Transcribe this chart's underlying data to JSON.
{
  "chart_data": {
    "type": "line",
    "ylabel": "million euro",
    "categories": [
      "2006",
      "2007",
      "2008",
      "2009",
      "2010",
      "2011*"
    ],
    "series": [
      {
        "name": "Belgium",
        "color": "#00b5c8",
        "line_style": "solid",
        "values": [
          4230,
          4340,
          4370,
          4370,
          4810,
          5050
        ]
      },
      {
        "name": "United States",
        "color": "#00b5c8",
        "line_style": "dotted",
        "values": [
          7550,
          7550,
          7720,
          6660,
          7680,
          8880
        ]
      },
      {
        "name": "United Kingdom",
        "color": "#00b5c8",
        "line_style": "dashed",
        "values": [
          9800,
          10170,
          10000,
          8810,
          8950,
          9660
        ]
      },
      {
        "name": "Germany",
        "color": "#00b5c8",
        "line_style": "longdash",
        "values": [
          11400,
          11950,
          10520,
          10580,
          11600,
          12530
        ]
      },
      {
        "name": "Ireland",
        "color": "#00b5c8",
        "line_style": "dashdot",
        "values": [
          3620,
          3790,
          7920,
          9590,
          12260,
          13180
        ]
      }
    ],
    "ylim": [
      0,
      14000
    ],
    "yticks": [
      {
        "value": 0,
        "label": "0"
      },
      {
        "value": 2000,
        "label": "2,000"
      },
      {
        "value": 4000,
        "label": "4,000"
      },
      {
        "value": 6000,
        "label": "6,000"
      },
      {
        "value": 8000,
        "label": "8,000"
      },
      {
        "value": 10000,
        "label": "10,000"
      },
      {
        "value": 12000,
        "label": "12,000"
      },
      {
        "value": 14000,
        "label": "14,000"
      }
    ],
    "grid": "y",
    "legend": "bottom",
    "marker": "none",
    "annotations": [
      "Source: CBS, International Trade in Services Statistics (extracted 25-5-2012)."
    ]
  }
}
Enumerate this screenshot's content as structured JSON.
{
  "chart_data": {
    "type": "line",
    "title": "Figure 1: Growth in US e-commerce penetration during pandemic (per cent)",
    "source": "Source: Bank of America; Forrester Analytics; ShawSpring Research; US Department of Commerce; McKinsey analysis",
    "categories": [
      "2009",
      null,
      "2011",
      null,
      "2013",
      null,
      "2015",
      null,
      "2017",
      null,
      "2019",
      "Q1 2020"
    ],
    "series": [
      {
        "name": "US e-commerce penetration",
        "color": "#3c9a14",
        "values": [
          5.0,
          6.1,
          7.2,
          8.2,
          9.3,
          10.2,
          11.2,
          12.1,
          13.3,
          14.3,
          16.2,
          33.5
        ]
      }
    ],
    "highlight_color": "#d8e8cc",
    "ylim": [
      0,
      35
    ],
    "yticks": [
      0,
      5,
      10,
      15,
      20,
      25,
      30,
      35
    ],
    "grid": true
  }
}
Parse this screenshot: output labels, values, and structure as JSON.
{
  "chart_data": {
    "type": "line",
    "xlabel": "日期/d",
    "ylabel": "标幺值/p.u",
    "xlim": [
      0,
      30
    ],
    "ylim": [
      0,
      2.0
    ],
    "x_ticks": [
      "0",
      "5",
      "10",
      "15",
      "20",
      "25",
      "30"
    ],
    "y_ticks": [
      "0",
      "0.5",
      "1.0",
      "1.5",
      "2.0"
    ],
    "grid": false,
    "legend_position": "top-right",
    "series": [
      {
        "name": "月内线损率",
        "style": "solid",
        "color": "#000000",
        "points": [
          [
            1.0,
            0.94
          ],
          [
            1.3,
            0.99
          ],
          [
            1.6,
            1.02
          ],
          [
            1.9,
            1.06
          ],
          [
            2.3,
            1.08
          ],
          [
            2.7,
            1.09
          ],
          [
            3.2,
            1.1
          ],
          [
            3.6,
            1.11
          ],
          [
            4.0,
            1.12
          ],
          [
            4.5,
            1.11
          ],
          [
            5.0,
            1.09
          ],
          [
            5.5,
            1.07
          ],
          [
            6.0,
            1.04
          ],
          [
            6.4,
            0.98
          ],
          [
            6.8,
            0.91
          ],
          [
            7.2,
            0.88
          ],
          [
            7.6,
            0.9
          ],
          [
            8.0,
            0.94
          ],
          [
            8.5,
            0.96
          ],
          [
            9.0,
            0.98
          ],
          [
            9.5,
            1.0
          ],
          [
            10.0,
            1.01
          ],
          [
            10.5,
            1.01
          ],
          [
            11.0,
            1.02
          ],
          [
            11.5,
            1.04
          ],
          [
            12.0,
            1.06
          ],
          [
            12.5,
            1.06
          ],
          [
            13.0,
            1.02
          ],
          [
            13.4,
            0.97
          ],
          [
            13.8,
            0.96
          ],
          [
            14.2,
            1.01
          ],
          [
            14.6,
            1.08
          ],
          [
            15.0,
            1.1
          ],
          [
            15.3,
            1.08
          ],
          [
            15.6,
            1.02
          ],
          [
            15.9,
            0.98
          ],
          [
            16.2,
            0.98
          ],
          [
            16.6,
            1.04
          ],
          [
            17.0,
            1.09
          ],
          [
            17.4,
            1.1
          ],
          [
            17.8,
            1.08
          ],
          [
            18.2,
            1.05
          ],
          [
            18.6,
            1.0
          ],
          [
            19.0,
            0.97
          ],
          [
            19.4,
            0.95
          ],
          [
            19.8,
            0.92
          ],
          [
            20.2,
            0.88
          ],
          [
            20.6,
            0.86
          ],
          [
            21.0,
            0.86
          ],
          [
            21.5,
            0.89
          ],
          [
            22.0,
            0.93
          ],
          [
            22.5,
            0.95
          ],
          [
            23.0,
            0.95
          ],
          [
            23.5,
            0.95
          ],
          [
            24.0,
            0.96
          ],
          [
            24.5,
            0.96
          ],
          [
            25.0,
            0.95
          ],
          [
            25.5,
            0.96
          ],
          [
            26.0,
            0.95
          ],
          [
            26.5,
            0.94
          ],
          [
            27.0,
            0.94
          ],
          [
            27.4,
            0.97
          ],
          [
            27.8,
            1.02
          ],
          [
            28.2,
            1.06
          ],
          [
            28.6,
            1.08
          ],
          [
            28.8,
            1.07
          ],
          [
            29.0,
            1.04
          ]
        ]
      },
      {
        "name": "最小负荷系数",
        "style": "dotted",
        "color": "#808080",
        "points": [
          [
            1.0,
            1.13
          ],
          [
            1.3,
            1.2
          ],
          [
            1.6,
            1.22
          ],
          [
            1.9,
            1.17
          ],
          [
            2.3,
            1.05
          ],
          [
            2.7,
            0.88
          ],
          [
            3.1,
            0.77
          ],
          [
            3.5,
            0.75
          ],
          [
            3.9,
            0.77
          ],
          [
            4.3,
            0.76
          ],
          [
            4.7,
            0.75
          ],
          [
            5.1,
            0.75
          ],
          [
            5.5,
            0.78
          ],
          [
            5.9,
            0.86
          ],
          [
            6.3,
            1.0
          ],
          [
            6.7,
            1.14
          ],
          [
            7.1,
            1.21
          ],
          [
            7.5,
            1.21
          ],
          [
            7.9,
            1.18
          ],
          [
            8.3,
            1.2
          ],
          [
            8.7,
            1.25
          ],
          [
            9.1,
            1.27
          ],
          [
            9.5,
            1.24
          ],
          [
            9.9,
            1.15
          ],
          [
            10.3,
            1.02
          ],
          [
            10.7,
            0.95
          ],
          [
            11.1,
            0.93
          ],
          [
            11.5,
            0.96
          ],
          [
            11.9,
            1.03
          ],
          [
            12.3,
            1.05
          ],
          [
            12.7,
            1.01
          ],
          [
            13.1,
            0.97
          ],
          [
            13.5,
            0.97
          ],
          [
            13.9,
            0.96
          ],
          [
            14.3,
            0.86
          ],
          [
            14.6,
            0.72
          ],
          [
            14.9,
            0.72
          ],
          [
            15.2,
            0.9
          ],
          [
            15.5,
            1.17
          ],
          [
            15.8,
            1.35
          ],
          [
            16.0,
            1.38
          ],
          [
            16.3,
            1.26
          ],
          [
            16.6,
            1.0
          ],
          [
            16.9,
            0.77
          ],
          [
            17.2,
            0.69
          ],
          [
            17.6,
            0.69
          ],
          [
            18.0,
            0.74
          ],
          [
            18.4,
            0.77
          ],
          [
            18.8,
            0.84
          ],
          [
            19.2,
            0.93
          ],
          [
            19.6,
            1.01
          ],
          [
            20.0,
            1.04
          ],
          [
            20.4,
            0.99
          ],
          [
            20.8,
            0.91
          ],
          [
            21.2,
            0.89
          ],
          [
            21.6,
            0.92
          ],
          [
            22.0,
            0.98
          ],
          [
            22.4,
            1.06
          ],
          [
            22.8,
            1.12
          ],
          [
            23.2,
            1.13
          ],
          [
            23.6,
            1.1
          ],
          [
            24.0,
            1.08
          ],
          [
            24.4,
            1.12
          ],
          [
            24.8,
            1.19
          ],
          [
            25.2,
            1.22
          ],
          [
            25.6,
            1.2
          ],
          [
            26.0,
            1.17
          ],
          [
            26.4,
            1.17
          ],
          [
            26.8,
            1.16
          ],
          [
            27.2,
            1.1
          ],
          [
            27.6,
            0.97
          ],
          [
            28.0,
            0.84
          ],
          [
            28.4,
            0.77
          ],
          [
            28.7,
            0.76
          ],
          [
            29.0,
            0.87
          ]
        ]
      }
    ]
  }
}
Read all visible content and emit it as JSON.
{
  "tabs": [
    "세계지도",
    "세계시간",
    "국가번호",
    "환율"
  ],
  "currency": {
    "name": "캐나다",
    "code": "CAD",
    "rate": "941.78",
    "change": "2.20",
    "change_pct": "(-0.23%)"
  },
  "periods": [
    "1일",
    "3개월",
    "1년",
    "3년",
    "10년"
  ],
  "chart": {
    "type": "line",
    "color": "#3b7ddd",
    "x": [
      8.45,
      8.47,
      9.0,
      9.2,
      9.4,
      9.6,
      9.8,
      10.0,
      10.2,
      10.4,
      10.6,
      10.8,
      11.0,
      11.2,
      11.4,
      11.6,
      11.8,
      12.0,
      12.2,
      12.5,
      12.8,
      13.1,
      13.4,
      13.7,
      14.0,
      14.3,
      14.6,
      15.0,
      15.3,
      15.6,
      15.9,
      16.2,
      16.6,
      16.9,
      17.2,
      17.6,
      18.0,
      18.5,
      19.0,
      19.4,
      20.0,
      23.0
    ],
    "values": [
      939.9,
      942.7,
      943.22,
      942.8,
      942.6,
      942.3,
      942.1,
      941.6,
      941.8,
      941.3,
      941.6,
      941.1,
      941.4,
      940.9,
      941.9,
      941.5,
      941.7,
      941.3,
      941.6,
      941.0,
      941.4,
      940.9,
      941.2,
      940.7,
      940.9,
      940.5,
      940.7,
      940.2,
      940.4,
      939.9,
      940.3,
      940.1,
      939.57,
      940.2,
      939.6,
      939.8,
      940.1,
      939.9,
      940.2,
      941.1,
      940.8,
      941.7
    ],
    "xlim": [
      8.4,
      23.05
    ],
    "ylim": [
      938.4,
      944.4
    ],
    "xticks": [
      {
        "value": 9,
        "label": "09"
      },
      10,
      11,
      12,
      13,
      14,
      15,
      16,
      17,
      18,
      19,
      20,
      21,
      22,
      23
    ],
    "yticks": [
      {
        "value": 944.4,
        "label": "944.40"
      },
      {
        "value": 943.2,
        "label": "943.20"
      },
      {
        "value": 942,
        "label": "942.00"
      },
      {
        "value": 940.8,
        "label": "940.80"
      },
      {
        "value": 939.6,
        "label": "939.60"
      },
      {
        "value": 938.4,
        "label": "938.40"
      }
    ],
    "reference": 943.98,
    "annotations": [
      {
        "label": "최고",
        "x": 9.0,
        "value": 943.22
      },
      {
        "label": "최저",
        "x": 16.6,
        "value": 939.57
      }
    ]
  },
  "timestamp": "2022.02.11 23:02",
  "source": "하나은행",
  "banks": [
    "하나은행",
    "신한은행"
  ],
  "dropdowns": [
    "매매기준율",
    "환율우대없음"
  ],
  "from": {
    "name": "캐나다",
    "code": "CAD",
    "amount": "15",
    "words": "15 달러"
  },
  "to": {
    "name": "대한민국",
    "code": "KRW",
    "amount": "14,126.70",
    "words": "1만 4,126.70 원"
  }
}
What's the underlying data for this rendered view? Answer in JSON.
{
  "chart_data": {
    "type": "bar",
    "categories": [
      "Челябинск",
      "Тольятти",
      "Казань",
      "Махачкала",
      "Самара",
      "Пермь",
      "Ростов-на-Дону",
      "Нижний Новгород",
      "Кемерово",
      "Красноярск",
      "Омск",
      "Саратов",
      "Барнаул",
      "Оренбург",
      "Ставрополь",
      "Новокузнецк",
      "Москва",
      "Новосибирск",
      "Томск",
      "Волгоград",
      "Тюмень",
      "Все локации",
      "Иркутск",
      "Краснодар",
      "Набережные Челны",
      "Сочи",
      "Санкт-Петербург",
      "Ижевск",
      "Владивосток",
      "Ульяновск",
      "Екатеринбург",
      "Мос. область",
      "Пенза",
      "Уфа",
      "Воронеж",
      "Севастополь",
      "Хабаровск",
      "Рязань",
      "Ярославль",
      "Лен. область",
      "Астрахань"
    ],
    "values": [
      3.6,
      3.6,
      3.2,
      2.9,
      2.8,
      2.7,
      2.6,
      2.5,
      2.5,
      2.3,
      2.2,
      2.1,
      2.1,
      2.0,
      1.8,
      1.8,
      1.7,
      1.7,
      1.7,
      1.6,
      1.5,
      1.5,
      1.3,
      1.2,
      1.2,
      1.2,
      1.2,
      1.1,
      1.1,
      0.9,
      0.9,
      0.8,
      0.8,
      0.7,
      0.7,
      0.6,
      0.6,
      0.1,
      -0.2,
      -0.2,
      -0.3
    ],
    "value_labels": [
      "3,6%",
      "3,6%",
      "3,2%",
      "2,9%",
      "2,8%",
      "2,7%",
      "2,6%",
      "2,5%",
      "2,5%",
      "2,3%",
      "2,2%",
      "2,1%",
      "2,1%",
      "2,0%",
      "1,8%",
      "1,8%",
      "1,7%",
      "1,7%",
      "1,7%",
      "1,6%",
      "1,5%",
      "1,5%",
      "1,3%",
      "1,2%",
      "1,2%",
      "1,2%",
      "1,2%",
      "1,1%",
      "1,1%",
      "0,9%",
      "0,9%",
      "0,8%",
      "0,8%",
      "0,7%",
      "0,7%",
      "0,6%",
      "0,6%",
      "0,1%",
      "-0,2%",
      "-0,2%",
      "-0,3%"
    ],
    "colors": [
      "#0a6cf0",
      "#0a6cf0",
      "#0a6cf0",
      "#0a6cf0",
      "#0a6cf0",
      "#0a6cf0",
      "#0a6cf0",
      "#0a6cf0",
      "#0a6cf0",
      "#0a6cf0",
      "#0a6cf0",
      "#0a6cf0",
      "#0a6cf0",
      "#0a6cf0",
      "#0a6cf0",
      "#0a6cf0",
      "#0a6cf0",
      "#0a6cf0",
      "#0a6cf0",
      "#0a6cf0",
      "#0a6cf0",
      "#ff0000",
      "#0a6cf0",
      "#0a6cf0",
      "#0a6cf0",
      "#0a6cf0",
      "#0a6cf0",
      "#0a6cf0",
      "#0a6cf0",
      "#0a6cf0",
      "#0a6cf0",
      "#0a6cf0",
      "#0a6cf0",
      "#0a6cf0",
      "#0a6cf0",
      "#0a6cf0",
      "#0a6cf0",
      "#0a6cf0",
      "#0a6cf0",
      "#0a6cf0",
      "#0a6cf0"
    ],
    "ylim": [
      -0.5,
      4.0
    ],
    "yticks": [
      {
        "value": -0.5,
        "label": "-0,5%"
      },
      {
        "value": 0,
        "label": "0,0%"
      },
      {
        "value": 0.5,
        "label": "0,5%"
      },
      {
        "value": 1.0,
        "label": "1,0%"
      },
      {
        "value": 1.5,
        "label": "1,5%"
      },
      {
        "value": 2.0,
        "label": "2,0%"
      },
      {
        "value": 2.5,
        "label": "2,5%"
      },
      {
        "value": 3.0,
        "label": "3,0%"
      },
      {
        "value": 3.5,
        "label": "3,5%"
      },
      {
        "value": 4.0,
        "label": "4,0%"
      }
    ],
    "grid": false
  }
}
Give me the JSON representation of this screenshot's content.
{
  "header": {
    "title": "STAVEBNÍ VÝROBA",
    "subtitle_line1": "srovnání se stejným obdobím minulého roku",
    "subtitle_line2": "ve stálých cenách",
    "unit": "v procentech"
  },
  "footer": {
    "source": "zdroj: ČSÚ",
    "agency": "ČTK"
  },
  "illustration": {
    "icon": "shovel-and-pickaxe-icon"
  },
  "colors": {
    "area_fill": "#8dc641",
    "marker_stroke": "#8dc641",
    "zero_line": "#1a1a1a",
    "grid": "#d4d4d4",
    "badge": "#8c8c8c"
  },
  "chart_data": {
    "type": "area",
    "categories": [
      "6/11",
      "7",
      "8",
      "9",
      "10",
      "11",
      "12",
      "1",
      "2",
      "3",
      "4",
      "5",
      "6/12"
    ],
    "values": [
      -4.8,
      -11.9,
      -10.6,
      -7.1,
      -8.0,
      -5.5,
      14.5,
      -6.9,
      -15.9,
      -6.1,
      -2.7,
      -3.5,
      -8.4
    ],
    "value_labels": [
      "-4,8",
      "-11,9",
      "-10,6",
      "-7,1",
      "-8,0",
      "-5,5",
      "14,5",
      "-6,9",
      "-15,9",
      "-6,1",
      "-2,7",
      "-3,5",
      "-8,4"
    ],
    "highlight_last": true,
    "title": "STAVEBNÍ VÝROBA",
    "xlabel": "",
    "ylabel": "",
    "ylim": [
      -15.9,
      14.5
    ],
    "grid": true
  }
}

::::

__STATED EXERCISE__
Show every line where the string "grid" appears.

__EXERCISE SOLUTION__
    "grid": "y",
    "grid": true
    "grid": false,
    "grid": false
    "grid": "#d4d4d4",
    "grid": true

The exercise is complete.